● **PROVIDED ENTRIES**:

....

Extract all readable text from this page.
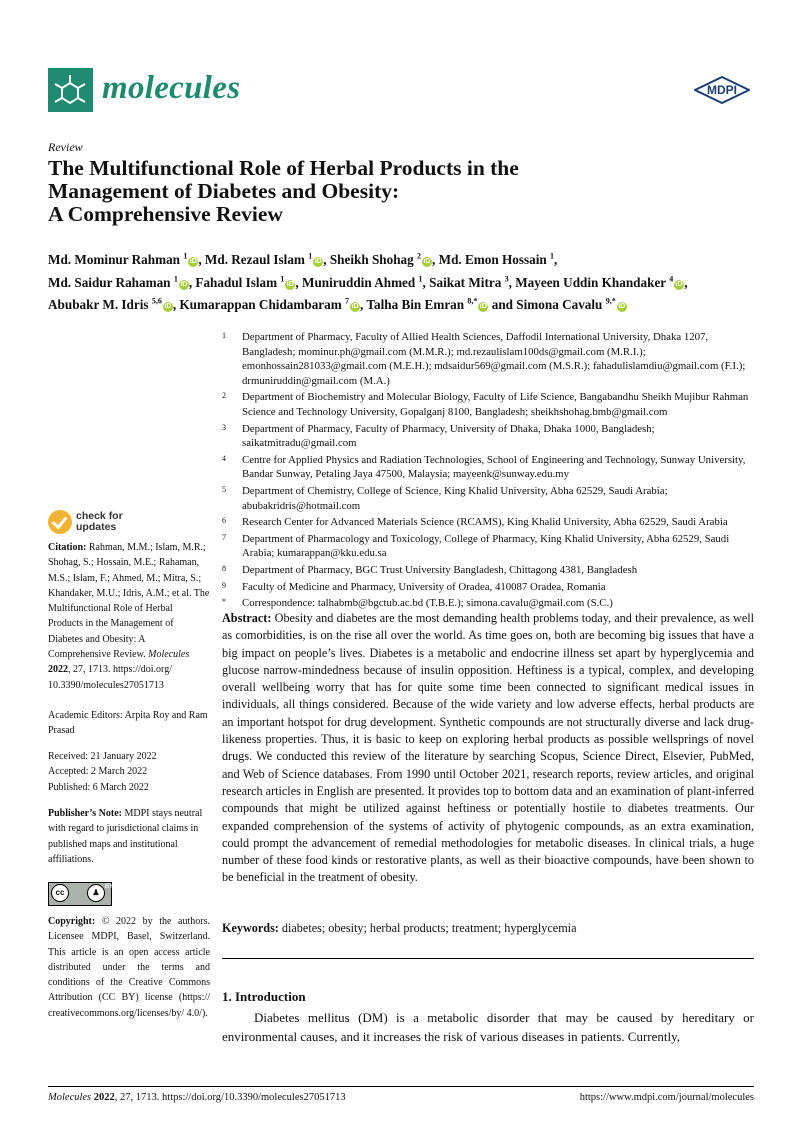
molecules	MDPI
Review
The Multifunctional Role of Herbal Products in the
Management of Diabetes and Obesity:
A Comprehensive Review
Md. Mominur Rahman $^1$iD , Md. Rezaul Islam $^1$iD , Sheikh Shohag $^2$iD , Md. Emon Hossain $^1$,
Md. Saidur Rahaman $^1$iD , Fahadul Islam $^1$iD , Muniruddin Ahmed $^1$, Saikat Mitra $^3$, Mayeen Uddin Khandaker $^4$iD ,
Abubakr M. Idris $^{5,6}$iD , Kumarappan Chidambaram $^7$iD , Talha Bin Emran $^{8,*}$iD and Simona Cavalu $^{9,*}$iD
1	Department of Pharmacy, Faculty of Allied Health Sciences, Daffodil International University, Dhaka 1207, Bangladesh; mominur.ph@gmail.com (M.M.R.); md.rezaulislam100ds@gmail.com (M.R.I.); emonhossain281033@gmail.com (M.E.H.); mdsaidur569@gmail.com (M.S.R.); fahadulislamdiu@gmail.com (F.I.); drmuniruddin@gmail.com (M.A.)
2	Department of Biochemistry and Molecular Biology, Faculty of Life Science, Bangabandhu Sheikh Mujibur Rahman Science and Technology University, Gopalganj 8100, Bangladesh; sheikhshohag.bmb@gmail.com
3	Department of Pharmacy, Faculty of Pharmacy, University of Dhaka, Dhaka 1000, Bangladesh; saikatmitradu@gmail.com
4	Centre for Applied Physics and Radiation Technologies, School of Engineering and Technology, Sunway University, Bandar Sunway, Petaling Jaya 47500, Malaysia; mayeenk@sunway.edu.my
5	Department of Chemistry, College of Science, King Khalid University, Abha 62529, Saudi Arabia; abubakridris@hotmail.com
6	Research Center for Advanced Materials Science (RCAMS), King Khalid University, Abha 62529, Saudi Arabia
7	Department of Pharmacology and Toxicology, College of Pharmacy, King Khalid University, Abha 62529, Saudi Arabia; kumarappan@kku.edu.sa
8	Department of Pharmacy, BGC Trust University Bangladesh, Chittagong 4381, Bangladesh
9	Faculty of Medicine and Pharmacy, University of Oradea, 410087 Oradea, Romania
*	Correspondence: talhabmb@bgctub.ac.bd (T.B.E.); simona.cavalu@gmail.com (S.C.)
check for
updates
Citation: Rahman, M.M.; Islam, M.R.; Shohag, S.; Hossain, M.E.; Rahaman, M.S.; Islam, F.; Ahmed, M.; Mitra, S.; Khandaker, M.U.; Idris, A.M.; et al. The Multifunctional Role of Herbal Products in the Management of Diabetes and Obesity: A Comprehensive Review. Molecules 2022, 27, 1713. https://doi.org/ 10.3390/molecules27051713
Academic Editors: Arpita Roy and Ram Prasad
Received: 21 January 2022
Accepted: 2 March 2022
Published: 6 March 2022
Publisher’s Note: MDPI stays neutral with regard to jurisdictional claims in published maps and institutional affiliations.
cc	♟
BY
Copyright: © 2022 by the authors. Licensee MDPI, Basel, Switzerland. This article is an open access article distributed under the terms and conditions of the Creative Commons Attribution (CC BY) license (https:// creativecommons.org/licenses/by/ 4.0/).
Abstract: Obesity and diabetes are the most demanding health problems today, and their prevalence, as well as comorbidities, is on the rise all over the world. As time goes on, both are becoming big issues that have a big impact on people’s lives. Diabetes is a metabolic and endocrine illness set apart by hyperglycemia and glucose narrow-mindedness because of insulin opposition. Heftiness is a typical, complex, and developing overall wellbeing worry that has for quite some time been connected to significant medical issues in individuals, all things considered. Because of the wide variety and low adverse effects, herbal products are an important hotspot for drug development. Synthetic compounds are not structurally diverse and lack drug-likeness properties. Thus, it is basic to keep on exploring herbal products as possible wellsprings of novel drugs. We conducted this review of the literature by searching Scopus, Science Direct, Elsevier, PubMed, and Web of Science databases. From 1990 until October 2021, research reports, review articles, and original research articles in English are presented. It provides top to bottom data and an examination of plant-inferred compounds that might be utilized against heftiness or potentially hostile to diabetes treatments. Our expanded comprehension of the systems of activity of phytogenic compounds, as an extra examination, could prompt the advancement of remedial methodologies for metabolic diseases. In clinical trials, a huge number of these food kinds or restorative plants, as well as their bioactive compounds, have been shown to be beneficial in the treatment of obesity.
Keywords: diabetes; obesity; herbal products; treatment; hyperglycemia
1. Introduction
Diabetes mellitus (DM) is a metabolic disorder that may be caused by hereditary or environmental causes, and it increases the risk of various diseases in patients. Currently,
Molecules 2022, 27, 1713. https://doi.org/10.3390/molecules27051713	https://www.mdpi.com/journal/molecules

....

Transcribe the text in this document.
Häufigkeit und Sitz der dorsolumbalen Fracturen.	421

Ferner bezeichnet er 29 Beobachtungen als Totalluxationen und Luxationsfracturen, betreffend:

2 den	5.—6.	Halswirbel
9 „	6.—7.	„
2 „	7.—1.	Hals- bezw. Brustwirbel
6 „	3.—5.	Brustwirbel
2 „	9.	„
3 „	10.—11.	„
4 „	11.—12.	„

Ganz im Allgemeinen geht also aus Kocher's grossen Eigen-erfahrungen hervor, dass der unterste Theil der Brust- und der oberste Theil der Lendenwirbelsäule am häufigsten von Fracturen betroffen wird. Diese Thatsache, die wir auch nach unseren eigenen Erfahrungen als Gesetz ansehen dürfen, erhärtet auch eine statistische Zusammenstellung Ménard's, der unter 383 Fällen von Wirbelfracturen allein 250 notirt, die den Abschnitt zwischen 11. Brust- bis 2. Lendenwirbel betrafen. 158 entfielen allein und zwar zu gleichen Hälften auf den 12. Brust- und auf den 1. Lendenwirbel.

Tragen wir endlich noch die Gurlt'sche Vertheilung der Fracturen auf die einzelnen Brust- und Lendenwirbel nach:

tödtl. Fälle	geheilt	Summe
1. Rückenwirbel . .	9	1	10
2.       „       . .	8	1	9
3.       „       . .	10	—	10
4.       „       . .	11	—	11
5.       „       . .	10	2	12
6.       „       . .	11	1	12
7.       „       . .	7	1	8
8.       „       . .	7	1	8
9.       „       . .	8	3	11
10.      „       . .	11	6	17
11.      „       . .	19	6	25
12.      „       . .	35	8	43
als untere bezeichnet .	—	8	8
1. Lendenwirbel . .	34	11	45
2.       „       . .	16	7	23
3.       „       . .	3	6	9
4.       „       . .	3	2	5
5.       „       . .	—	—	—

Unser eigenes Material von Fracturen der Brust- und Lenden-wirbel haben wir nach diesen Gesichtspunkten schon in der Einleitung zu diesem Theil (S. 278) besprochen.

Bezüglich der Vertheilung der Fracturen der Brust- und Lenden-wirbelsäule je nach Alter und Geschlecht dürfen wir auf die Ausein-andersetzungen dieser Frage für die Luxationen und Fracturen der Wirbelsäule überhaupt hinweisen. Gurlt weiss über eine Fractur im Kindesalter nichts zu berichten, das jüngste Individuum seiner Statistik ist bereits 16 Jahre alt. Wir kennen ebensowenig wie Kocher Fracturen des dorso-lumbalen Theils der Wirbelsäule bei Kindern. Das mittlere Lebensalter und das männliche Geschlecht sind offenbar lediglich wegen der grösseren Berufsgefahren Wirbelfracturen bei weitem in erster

....

● **EXERCISE DIRECTIONS**:
Please copy every line of the data that carries the string "https".

● **PROBLEM SOLUTION**:
Citation: Rahman, M.M.; Islam, M.R.; Shohag, S.; Hossain, M.E.; Rahaman, M.S.; Islam, F.; Ahmed, M.; Mitra, S.; Khandaker, M.U.; Idris, A.M.; et al. The Multifunctional Role of Herbal Products in the Management of Diabetes and Obesity: A Comprehensive Review. Molecules 2022, 27, 1713. https://doi.org/ 10.3390/molecules27051713
Copyright: © 2022 by the authors. Licensee MDPI, Basel, Switzerland. This article is an open access article distributed under the terms and conditions of the Creative Commons Attribution (CC BY) license (https:// creativecommons.org/licenses/by/ 4.0/).
Molecules 2022, 27, 1713. https://doi.org/10.3390/molecules27051713	https://www.mdpi.com/journal/molecules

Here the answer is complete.